[Part of a data file]
────

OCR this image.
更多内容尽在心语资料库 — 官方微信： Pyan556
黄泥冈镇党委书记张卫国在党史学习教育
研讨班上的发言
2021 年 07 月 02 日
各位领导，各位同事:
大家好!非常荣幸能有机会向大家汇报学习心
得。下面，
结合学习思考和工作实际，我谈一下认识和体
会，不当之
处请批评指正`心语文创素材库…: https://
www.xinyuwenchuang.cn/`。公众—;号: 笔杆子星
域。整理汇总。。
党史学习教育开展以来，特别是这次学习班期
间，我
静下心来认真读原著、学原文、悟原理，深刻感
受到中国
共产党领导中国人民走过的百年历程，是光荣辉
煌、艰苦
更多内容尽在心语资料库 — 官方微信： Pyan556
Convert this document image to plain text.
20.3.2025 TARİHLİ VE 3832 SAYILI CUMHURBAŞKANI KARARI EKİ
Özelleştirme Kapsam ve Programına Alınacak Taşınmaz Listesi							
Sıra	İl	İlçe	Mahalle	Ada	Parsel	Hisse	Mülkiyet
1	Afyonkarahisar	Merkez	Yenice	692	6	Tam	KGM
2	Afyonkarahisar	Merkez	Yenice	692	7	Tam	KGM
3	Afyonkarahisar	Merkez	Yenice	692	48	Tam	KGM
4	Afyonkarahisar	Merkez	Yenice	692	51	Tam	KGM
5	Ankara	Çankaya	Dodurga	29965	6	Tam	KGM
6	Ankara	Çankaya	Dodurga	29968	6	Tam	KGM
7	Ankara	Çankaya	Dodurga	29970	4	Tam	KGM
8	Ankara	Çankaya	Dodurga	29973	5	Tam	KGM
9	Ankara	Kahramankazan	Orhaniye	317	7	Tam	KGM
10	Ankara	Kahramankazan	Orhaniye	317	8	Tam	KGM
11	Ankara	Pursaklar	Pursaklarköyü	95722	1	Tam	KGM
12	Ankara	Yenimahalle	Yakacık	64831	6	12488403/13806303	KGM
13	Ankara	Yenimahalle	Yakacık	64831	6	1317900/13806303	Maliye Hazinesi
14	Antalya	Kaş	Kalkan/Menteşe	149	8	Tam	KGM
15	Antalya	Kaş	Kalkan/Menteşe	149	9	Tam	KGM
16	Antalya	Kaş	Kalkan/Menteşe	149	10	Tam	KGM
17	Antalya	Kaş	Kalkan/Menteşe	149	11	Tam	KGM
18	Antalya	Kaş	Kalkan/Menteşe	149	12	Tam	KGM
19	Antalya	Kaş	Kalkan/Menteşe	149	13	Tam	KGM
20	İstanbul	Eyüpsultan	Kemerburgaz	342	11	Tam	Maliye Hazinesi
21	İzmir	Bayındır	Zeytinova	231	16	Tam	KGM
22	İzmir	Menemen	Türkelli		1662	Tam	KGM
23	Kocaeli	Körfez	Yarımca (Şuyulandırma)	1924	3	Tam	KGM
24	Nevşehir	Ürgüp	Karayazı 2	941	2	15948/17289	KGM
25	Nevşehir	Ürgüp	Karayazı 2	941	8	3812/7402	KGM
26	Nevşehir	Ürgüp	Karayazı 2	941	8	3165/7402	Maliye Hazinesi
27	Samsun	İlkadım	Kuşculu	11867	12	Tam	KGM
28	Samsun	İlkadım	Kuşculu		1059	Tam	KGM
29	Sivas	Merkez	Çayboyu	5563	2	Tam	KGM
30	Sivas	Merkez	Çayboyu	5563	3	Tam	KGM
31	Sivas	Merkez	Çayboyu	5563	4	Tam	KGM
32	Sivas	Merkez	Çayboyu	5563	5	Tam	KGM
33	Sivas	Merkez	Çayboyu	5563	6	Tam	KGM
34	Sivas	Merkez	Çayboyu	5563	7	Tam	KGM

────

WRITTEN INSTRUCTION: From the entries above, copy every line that holds the word "Sivas".

ANSWER TO THE EXERCISE:
29	Sivas	Merkez	Çayboyu	5563	2	Tam	KGM
30	Sivas	Merkez	Çayboyu	5563	3	Tam	KGM
31	Sivas	Merkez	Çayboyu	5563	4	Tam	KGM
32	Sivas	Merkez	Çayboyu	5563	5	Tam	KGM
33	Sivas	Merkez	Çayboyu	5563	6	Tam	KGM
34	Sivas	Merkez	Çayboyu	5563	7	Tam	KGM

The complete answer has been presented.